--- Written problem ---
Retype the entries below line for line without any changes, and leave the pictures out.

--- The input ---
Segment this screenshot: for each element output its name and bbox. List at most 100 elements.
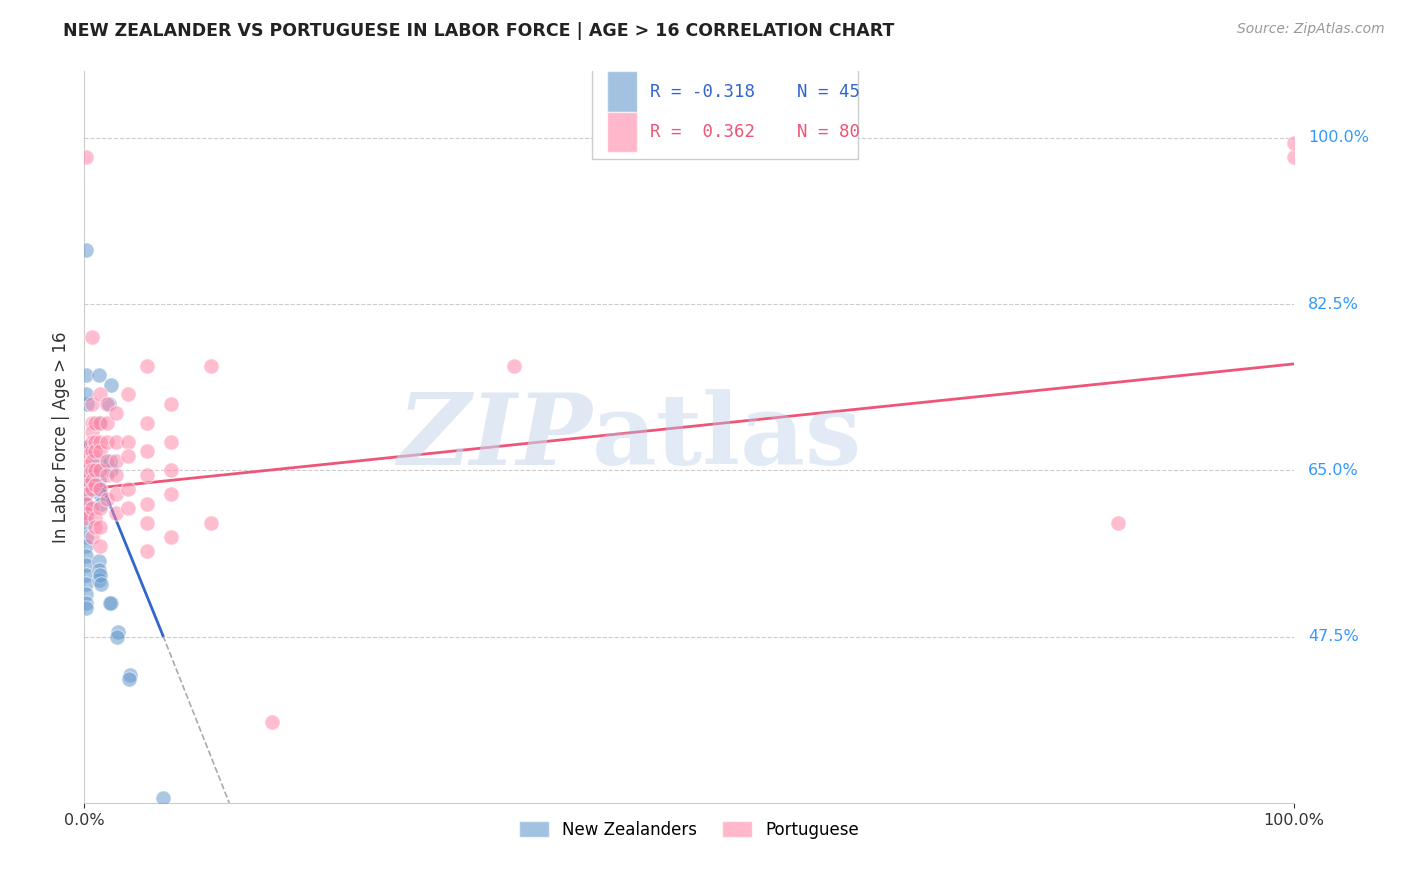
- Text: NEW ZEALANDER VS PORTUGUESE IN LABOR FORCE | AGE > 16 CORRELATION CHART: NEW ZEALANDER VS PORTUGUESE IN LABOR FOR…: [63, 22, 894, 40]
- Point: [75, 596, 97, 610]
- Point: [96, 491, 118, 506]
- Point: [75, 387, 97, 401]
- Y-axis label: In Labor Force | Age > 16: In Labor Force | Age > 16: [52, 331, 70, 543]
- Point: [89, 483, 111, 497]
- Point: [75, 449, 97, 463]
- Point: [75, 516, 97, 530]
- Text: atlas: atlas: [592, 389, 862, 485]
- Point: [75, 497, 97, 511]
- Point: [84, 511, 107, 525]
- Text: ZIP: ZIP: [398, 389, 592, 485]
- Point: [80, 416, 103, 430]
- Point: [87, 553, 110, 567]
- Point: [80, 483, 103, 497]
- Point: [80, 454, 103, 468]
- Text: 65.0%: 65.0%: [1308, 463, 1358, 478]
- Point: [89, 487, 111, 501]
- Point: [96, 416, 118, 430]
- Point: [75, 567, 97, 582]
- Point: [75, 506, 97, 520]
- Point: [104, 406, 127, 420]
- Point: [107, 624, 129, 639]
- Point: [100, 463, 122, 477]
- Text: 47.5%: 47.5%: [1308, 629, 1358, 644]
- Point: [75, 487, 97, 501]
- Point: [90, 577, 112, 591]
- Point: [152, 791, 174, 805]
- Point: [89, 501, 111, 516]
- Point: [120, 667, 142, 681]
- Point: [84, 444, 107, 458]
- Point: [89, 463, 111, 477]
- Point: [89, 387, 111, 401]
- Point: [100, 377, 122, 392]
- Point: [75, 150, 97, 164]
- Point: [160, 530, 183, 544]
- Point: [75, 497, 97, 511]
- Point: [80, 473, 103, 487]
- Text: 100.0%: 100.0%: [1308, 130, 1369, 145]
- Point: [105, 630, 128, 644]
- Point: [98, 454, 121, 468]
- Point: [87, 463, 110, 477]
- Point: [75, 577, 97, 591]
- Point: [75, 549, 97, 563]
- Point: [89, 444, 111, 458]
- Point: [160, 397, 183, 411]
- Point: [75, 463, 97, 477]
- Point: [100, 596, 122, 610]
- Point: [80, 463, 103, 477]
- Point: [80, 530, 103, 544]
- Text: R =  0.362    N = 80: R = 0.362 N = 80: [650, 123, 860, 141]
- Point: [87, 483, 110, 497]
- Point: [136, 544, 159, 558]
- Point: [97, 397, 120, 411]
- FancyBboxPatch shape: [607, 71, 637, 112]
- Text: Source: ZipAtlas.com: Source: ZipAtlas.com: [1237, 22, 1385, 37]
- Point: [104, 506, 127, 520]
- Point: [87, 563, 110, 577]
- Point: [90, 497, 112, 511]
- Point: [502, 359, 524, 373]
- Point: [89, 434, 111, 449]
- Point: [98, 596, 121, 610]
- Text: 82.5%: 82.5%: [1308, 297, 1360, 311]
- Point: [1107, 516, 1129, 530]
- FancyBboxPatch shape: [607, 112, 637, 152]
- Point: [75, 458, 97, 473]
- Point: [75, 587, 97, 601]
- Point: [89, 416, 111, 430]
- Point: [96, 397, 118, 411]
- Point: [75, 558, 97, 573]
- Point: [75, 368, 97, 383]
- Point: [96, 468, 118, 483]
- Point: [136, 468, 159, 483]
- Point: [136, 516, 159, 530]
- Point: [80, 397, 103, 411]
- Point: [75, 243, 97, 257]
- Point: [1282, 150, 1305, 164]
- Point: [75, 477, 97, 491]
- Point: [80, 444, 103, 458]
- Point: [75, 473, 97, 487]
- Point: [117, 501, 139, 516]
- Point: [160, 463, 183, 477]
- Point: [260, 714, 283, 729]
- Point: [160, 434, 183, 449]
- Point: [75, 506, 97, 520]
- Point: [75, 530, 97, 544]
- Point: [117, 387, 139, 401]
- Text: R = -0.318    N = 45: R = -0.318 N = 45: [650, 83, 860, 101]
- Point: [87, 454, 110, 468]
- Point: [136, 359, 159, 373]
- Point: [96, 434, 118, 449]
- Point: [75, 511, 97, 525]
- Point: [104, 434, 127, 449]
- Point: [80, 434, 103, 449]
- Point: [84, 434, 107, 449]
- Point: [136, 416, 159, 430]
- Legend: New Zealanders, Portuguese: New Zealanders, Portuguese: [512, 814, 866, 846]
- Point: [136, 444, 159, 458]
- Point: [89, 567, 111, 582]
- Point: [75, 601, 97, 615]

--- Exercise solution ---
Segment this screenshot: for each element output its name and bbox. List at most 100 elements.
- Text: NEW ZEALANDER VS PORTUGUESE IN LABOR FORCE | AGE > 16 CORRELATION CHART: NEW ZEALANDER VS PORTUGUESE IN LABOR FOR…: [63, 22, 894, 40]
- Point: [75, 596, 97, 610]
- Point: [96, 491, 118, 506]
- Point: [75, 387, 97, 401]
- Y-axis label: In Labor Force | Age > 16: In Labor Force | Age > 16: [52, 331, 70, 543]
- Point: [89, 483, 111, 497]
- Point: [75, 449, 97, 463]
- Point: [75, 516, 97, 530]
- Text: atlas: atlas: [592, 389, 862, 485]
- Point: [75, 497, 97, 511]
- Point: [84, 511, 107, 525]
- Text: ZIP: ZIP: [398, 389, 592, 485]
- Point: [80, 416, 103, 430]
- Point: [87, 553, 110, 567]
- Point: [80, 483, 103, 497]
- Point: [80, 454, 103, 468]
- Text: 65.0%: 65.0%: [1308, 463, 1358, 478]
- Point: [89, 487, 111, 501]
- Point: [96, 416, 118, 430]
- Point: [75, 567, 97, 582]
- Point: [75, 506, 97, 520]
- Point: [104, 406, 127, 420]
- Point: [107, 624, 129, 639]
- Point: [100, 463, 122, 477]
- Text: 47.5%: 47.5%: [1308, 629, 1358, 644]
- Point: [75, 487, 97, 501]
- Point: [90, 577, 112, 591]
- Point: [152, 791, 174, 805]
- Point: [89, 501, 111, 516]
- Point: [120, 667, 142, 681]
- Point: [84, 444, 107, 458]
- Point: [89, 463, 111, 477]
- Point: [89, 387, 111, 401]
- Point: [100, 377, 122, 392]
- Point: [75, 150, 97, 164]
- Point: [160, 530, 183, 544]
- Point: [75, 497, 97, 511]
- Point: [80, 473, 103, 487]
- Text: 100.0%: 100.0%: [1308, 130, 1369, 145]
- Point: [105, 630, 128, 644]
- Point: [98, 454, 121, 468]
- Point: [87, 463, 110, 477]
- Point: [75, 577, 97, 591]
- Point: [75, 549, 97, 563]
- Point: [89, 444, 111, 458]
- Point: [160, 397, 183, 411]
- Point: [75, 463, 97, 477]
- Point: [100, 596, 122, 610]
- Point: [80, 463, 103, 477]
- Point: [80, 530, 103, 544]
- Text: R =  0.362    N = 80: R = 0.362 N = 80: [650, 123, 860, 141]
- Point: [87, 483, 110, 497]
- Point: [136, 544, 159, 558]
- Point: [97, 397, 120, 411]
- FancyBboxPatch shape: [607, 71, 637, 112]
- Text: Source: ZipAtlas.com: Source: ZipAtlas.com: [1237, 22, 1385, 37]
- Point: [104, 506, 127, 520]
- Point: [87, 563, 110, 577]
- Point: [90, 497, 112, 511]
- Point: [502, 359, 524, 373]
- Point: [89, 434, 111, 449]
- Point: [98, 596, 121, 610]
- Text: 82.5%: 82.5%: [1308, 297, 1360, 311]
- Point: [1107, 516, 1129, 530]
- FancyBboxPatch shape: [607, 112, 637, 152]
- Point: [75, 458, 97, 473]
- Point: [75, 587, 97, 601]
- Point: [89, 416, 111, 430]
- Point: [96, 397, 118, 411]
- Point: [75, 558, 97, 573]
- Point: [75, 368, 97, 383]
- Point: [96, 468, 118, 483]
- Point: [136, 468, 159, 483]
- Point: [136, 516, 159, 530]
- Point: [80, 397, 103, 411]
- Point: [75, 243, 97, 257]
- Point: [1282, 150, 1305, 164]
- Point: [75, 477, 97, 491]
- Point: [80, 444, 103, 458]
- Point: [75, 473, 97, 487]
- Point: [117, 501, 139, 516]
- Point: [160, 463, 183, 477]
- Point: [260, 714, 283, 729]
- Point: [160, 434, 183, 449]
- Point: [75, 506, 97, 520]
- Point: [75, 530, 97, 544]
- Point: [117, 387, 139, 401]
- Text: R = -0.318    N = 45: R = -0.318 N = 45: [650, 83, 860, 101]
- Point: [87, 454, 110, 468]
- Point: [136, 359, 159, 373]
- Point: [96, 434, 118, 449]
- Point: [75, 511, 97, 525]
- Point: [104, 434, 127, 449]
- Point: [80, 434, 103, 449]
- Point: [84, 434, 107, 449]
- Point: [136, 416, 159, 430]
- Legend: New Zealanders, Portuguese: New Zealanders, Portuguese: [512, 814, 866, 846]
- Point: [136, 444, 159, 458]
- Point: [89, 567, 111, 582]
- Point: [75, 601, 97, 615]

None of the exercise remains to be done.